> _YOUR TASK_: Write out the rows word for word, starting at the beginning of the rows and ending at the line containing "legend-marker-sts-diamond <box>1207 212", with both ends included.

[Layout element annotations]
────────────────────────────────────────

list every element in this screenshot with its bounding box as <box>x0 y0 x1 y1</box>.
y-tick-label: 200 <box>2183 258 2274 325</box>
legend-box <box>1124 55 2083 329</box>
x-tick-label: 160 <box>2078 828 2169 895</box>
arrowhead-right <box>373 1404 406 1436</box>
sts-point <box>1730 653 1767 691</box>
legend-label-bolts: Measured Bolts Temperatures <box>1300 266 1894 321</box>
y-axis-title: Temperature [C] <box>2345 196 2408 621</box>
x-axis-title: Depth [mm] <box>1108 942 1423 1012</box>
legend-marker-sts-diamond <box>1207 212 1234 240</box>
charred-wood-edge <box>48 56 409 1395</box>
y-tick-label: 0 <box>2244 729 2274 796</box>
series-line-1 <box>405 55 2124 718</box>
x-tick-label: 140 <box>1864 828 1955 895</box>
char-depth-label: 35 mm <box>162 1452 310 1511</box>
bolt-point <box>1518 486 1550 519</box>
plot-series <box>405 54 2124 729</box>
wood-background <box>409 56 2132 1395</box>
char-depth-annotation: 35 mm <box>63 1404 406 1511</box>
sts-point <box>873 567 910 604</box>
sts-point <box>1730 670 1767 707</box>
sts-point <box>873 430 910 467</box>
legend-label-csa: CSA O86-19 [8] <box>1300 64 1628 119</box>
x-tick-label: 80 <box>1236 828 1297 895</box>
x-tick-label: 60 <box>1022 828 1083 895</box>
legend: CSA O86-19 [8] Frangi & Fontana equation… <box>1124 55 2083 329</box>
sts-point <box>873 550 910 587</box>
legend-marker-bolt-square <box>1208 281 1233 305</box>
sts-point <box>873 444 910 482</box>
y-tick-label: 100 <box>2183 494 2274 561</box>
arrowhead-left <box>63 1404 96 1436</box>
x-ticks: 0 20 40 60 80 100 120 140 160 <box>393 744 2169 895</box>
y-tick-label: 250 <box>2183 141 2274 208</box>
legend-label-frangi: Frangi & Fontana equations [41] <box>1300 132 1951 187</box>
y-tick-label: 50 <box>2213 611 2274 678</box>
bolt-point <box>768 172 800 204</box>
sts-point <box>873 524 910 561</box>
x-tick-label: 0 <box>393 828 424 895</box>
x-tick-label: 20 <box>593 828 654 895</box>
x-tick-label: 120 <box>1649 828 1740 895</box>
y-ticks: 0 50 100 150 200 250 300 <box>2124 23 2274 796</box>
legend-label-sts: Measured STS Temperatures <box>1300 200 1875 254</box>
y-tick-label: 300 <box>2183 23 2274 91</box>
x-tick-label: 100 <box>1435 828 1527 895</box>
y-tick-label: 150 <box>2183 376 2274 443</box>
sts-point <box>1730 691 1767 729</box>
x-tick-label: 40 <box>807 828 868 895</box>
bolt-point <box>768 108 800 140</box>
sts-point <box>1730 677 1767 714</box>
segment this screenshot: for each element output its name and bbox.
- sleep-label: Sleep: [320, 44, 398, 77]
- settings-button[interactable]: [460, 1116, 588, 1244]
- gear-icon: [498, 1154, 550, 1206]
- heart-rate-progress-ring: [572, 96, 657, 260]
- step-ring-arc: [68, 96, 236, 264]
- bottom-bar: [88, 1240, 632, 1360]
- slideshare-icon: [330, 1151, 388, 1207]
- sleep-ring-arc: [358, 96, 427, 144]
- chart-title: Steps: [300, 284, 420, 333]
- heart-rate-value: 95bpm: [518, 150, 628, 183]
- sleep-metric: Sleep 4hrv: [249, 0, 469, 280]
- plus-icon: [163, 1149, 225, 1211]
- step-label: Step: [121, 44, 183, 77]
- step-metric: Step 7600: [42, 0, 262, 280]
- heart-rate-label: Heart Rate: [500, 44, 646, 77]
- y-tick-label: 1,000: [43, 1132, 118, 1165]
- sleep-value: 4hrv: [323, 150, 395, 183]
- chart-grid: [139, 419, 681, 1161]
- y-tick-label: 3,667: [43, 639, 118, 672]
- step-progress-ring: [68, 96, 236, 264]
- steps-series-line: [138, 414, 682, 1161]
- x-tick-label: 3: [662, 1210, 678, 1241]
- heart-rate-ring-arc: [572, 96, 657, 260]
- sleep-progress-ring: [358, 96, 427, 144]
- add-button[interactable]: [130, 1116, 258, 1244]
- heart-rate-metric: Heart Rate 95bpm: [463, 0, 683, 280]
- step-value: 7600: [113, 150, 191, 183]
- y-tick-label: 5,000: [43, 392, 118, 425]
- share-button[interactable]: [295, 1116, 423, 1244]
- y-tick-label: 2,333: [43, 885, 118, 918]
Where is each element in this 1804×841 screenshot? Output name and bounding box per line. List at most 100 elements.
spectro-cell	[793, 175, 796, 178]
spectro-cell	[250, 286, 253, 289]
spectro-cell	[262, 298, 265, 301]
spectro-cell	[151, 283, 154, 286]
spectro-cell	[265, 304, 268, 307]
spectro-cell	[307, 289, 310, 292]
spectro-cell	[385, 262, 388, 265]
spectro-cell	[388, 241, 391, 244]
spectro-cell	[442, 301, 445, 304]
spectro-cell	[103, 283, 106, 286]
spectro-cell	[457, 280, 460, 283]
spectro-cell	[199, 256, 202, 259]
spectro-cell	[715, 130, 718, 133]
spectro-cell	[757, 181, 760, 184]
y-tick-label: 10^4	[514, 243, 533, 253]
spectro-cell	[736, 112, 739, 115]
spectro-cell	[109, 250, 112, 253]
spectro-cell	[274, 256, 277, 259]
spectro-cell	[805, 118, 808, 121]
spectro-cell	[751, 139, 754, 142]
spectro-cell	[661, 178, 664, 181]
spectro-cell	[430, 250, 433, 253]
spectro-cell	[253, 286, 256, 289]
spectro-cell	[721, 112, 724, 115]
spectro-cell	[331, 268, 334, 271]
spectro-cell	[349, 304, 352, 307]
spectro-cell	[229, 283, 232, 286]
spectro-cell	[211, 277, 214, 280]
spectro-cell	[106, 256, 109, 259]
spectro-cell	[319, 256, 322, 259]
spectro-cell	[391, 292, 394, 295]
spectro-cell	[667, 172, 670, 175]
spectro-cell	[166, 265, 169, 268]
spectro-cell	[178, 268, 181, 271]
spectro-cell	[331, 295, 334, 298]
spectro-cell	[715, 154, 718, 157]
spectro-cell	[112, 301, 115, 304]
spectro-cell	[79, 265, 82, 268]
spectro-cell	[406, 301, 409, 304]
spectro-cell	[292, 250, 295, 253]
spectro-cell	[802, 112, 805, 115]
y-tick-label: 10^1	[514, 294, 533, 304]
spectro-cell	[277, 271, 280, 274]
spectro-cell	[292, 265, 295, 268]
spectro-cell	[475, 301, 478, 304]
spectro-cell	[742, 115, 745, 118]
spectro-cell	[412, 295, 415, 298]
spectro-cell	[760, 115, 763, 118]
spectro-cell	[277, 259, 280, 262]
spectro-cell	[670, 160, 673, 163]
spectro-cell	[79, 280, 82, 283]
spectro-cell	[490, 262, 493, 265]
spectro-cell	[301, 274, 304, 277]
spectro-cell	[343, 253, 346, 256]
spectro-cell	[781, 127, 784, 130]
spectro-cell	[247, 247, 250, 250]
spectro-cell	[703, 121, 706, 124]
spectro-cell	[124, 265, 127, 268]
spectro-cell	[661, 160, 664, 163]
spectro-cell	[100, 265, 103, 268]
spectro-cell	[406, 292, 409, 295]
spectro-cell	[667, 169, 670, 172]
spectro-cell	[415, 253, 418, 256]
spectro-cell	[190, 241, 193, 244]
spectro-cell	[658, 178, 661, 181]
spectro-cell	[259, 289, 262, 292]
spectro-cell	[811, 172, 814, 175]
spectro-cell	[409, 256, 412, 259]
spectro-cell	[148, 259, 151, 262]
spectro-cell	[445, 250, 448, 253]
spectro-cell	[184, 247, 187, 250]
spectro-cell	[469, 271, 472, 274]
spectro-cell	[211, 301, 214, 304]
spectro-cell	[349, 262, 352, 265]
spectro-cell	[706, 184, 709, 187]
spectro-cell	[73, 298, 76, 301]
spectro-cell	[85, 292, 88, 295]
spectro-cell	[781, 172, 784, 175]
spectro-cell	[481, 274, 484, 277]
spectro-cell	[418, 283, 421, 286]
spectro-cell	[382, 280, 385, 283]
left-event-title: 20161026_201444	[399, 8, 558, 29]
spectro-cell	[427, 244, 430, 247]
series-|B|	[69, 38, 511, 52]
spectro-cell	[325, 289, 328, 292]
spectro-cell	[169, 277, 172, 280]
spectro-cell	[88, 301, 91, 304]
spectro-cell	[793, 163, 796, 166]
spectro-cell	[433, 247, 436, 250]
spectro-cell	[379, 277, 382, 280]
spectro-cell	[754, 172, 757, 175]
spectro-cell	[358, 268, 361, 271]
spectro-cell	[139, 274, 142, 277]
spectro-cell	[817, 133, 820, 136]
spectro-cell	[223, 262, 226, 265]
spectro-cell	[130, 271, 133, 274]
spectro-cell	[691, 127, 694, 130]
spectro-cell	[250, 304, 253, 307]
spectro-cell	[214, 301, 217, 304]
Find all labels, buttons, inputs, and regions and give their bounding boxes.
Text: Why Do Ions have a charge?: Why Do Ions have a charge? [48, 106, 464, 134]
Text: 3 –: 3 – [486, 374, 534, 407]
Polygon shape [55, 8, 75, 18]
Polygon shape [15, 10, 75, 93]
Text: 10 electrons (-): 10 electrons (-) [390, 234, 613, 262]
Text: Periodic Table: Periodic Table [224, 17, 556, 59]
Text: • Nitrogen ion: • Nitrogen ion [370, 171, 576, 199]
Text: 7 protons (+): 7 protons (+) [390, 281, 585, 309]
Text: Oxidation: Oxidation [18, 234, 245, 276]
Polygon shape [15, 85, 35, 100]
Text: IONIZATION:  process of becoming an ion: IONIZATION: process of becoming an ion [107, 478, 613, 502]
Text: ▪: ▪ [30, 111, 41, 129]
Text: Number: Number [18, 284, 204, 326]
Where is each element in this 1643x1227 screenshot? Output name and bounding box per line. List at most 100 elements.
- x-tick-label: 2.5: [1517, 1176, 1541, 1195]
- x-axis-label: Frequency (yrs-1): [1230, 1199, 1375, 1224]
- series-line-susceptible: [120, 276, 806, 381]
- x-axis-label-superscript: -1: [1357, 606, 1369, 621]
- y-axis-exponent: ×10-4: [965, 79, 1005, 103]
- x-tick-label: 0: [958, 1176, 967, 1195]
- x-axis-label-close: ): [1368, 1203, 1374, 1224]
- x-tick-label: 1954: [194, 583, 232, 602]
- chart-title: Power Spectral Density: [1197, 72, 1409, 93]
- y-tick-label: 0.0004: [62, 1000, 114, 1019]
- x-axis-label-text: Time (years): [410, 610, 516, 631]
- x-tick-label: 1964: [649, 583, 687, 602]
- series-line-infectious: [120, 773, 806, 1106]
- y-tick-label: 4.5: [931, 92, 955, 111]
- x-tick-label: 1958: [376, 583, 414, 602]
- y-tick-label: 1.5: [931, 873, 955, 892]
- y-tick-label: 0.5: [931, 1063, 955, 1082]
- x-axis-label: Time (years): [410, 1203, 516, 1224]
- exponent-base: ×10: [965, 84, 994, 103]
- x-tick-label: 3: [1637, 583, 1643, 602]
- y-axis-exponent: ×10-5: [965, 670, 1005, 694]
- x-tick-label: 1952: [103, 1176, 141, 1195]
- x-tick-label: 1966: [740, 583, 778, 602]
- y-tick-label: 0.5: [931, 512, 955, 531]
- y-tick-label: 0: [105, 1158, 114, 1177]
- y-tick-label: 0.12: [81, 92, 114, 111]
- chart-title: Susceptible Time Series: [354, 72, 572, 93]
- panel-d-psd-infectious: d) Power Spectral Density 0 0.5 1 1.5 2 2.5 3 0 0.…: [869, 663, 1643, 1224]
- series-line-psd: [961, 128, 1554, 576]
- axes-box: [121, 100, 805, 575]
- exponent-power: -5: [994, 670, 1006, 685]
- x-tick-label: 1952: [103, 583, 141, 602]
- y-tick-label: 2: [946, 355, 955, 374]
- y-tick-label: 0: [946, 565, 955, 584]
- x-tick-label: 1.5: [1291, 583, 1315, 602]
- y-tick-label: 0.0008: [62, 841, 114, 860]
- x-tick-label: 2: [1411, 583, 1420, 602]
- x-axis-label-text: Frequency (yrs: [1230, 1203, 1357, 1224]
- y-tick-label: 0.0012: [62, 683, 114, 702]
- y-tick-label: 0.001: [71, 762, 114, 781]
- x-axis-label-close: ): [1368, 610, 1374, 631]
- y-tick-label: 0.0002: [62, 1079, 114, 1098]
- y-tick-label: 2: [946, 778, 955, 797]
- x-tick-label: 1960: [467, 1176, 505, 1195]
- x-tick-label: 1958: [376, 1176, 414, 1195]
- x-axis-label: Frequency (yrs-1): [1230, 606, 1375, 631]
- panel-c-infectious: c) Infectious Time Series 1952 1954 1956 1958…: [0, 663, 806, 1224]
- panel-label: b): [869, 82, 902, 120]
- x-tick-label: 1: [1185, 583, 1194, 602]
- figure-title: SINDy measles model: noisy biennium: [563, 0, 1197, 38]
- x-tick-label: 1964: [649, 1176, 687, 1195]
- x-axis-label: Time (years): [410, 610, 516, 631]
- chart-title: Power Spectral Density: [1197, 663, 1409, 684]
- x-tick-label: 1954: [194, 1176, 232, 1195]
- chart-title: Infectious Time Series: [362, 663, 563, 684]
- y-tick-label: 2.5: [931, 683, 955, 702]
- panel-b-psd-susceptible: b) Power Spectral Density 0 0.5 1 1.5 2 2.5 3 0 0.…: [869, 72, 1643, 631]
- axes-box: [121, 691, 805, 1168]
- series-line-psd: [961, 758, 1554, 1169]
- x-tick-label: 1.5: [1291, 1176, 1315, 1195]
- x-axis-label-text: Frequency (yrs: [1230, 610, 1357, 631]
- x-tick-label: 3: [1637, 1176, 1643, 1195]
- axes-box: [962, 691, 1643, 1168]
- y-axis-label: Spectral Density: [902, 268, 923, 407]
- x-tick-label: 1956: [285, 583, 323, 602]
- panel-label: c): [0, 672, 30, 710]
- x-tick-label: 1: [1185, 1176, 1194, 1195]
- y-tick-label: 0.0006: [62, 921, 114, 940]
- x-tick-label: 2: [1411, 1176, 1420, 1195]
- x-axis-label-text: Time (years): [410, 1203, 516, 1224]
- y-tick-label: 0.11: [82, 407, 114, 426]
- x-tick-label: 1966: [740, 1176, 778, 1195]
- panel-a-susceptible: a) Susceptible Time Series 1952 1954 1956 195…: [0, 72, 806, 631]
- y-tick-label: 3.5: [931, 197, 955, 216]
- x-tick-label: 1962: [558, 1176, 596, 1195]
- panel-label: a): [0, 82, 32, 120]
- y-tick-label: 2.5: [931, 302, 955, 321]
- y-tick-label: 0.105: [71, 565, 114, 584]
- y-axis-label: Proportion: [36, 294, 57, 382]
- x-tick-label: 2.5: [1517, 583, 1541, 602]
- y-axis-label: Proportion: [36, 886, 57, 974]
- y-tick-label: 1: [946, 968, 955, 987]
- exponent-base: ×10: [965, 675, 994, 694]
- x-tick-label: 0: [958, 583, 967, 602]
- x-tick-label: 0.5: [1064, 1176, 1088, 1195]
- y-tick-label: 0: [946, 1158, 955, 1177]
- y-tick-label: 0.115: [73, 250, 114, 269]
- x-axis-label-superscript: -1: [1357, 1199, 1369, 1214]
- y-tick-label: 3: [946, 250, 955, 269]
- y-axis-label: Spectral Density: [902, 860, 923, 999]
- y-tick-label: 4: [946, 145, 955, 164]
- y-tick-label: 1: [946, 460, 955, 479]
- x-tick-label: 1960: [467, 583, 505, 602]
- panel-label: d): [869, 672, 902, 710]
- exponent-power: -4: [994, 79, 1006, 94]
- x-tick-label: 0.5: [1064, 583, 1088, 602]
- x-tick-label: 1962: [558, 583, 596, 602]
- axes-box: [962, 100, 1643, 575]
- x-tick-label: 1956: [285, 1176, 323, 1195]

────────────────────────────────────────

> _TASK RESULT_:
list every element in this screenshot with its bounding box as <box>x0 y0 x1 y1</box>.
y-tick-label: 200 <box>2183 258 2274 325</box>
legend-box <box>1124 55 2083 329</box>
x-tick-label: 160 <box>2078 828 2169 895</box>
arrowhead-right <box>373 1404 406 1436</box>
sts-point <box>1730 653 1767 691</box>
legend-label-bolts: Measured Bolts Temperatures <box>1300 266 1894 321</box>
y-axis-title: Temperature [C] <box>2345 196 2408 621</box>
x-axis-title: Depth [mm] <box>1108 942 1423 1012</box>
legend-marker-sts-diamond <box>1207 212 1234 240</box>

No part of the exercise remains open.